- Written exercise:
Restate the listing that follows word for word, without its pictures.

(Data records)

---

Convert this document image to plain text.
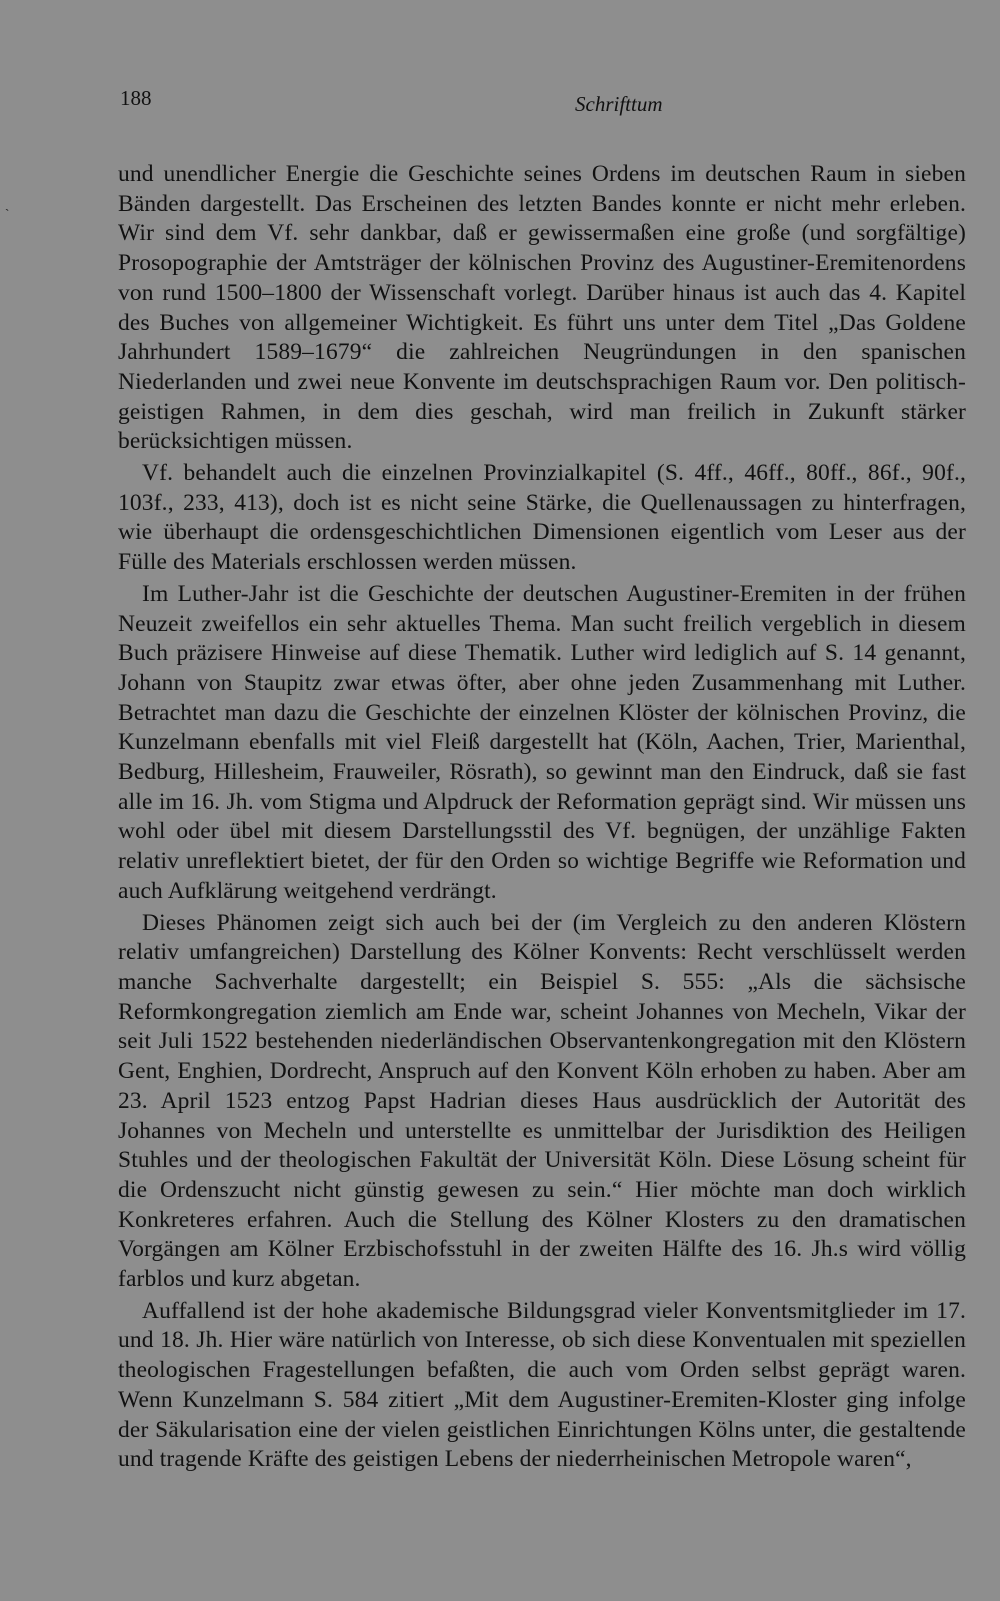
188	Schrifttum
`

und unendlicher Energie die Geschichte seines Ordens im deutschen Raum in sieben Bänden dargestellt. Das Erscheinen des letzten Bandes konnte er nicht mehr erleben. Wir sind dem Vf. sehr dankbar, daß er gewissermaßen eine große (und sorgfältige) Prosopographie der Amtsträger der kölnischen Provinz des Augustiner-Eremitenordens von rund 1500–1800 der Wissenschaft vorlegt. Darüber hinaus ist auch das 4. Kapitel des Buches von allgemeiner Wichtigkeit. Es führt uns unter dem Titel „Das Goldene Jahrhundert 1589–1679“ die zahlreichen Neugründungen in den spanischen Niederlanden und zwei neue Konvente im deutschsprachigen Raum vor. Den politisch-geistigen Rahmen, in dem dies geschah, wird man freilich in Zukunft stärker berücksichtigen müssen.

Vf. behandelt auch die einzelnen Provinzialkapitel (S. 4ff., 46ff., 80ff., 86f., 90f., 103f., 233, 413), doch ist es nicht seine Stärke, die Quellenaussagen zu hinterfragen, wie überhaupt die ordensgeschichtlichen Dimensionen eigentlich vom Leser aus der Fülle des Materials erschlossen werden müssen.

Im Luther-Jahr ist die Geschichte der deutschen Augustiner-Eremiten in der frühen Neuzeit zweifellos ein sehr aktuelles Thema. Man sucht freilich vergeblich in diesem Buch präzisere Hinweise auf diese Thematik. Luther wird lediglich auf S. 14 genannt, Johann von Staupitz zwar etwas öfter, aber ohne jeden Zusammenhang mit Luther. Betrachtet man dazu die Geschichte der einzelnen Klöster der kölnischen Provinz, die Kunzelmann ebenfalls mit viel Fleiß dargestellt hat (Köln, Aachen, Trier, Marienthal, Bedburg, Hillesheim, Frauweiler, Rösrath), so gewinnt man den Eindruck, daß sie fast alle im 16. Jh. vom Stigma und Alpdruck der Reformation geprägt sind. Wir müssen uns wohl oder übel mit diesem Darstellungsstil des Vf. begnügen, der unzählige Fakten relativ unreflektiert bietet, der für den Orden so wichtige Begriffe wie Reformation und auch Aufklärung weitgehend verdrängt.

Dieses Phänomen zeigt sich auch bei der (im Vergleich zu den anderen Klöstern relativ umfangreichen) Darstellung des Kölner Konvents: Recht verschlüsselt werden manche Sachverhalte dargestellt; ein Beispiel S. 555: „Als die sächsische Reformkongregation ziemlich am Ende war, scheint Johannes von Mecheln, Vikar der seit Juli 1522 bestehenden niederländischen Observantenkongregation mit den Klöstern Gent, Enghien, Dordrecht, Anspruch auf den Konvent Köln erhoben zu haben. Aber am 23. April 1523 entzog Papst Hadrian dieses Haus ausdrücklich der Autorität des Johannes von Mecheln und unterstellte es unmittelbar der Jurisdiktion des Heiligen Stuhles und der theologischen Fakultät der Universität Köln. Diese Lösung scheint für die Ordenszucht nicht günstig gewesen zu sein.“ Hier möchte man doch wirklich Konkreteres erfahren. Auch die Stellung des Kölner Klosters zu den dramatischen Vorgängen am Kölner Erzbischofsstuhl in der zweiten Hälfte des 16. Jh.s wird völlig farblos und kurz abgetan.

Auffallend ist der hohe akademische Bildungsgrad vieler Konventsmitglieder im 17. und 18. Jh. Hier wäre natürlich von Interesse, ob sich diese Konventualen mit speziellen theologischen Fragestellungen befaßten, die auch vom Orden selbst geprägt waren. Wenn Kunzelmann S. 584 zitiert „Mit dem Augustiner-Eremiten-Kloster ging infolge der Säkularisation eine der vielen geistlichen Einrichtungen Kölns unter, die gestaltende und tragende Kräfte des geistigen Lebens der niederrheinischen Metropole waren“,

---

- Problem solution:
Convert this document image to plain text.
188	Schrifttum
`

und unendlicher Energie die Geschichte seines Ordens im deutschen Raum in sieben Bänden dargestellt. Das Erscheinen des letzten Bandes konnte er nicht mehr erleben. Wir sind dem Vf. sehr dankbar, daß er gewissermaßen eine große (und sorgfältige) Prosopographie der Amtsträger der kölnischen Provinz des Augustiner-Eremitenordens von rund 1500–1800 der Wissenschaft vorlegt. Darüber hinaus ist auch das 4. Kapitel des Buches von allgemeiner Wichtigkeit. Es führt uns unter dem Titel „Das Goldene Jahrhundert 1589–1679“ die zahlreichen Neugründungen in den spanischen Niederlanden und zwei neue Konvente im deutschsprachigen Raum vor. Den politisch-geistigen Rahmen, in dem dies geschah, wird man freilich in Zukunft stärker berücksichtigen müssen.

Vf. behandelt auch die einzelnen Provinzialkapitel (S. 4ff., 46ff., 80ff., 86f., 90f., 103f., 233, 413), doch ist es nicht seine Stärke, die Quellenaussagen zu hinterfragen, wie überhaupt die ordensgeschichtlichen Dimensionen eigentlich vom Leser aus der Fülle des Materials erschlossen werden müssen.

Im Luther-Jahr ist die Geschichte der deutschen Augustiner-Eremiten in der frühen Neuzeit zweifellos ein sehr aktuelles Thema. Man sucht freilich vergeblich in diesem Buch präzisere Hinweise auf diese Thematik. Luther wird lediglich auf S. 14 genannt, Johann von Staupitz zwar etwas öfter, aber ohne jeden Zusammenhang mit Luther. Betrachtet man dazu die Geschichte der einzelnen Klöster der kölnischen Provinz, die Kunzelmann ebenfalls mit viel Fleiß dargestellt hat (Köln, Aachen, Trier, Marienthal, Bedburg, Hillesheim, Frauweiler, Rösrath), so gewinnt man den Eindruck, daß sie fast alle im 16. Jh. vom Stigma und Alpdruck der Reformation geprägt sind. Wir müssen uns wohl oder übel mit diesem Darstellungsstil des Vf. begnügen, der unzählige Fakten relativ unreflektiert bietet, der für den Orden so wichtige Begriffe wie Reformation und auch Aufklärung weitgehend verdrängt.

Dieses Phänomen zeigt sich auch bei der (im Vergleich zu den anderen Klöstern relativ umfangreichen) Darstellung des Kölner Konvents: Recht verschlüsselt werden manche Sachverhalte dargestellt; ein Beispiel S. 555: „Als die sächsische Reformkongregation ziemlich am Ende war, scheint Johannes von Mecheln, Vikar der seit Juli 1522 bestehenden niederländischen Observantenkongregation mit den Klöstern Gent, Enghien, Dordrecht, Anspruch auf den Konvent Köln erhoben zu haben. Aber am 23. April 1523 entzog Papst Hadrian dieses Haus ausdrücklich der Autorität des Johannes von Mecheln und unterstellte es unmittelbar der Jurisdiktion des Heiligen Stuhles und der theologischen Fakultät der Universität Köln. Diese Lösung scheint für die Ordenszucht nicht günstig gewesen zu sein.“ Hier möchte man doch wirklich Konkreteres erfahren. Auch die Stellung des Kölner Klosters zu den dramatischen Vorgängen am Kölner Erzbischofsstuhl in der zweiten Hälfte des 16. Jh.s wird völlig farblos und kurz abgetan.

Auffallend ist der hohe akademische Bildungsgrad vieler Konventsmitglieder im 17. und 18. Jh. Hier wäre natürlich von Interesse, ob sich diese Konventualen mit speziellen theologischen Fragestellungen befaßten, die auch vom Orden selbst geprägt waren. Wenn Kunzelmann S. 584 zitiert „Mit dem Augustiner-Eremiten-Kloster ging infolge der Säkularisation eine der vielen geistlichen Einrichtungen Kölns unter, die gestaltende und tragende Kräfte des geistigen Lebens der niederrheinischen Metropole waren“,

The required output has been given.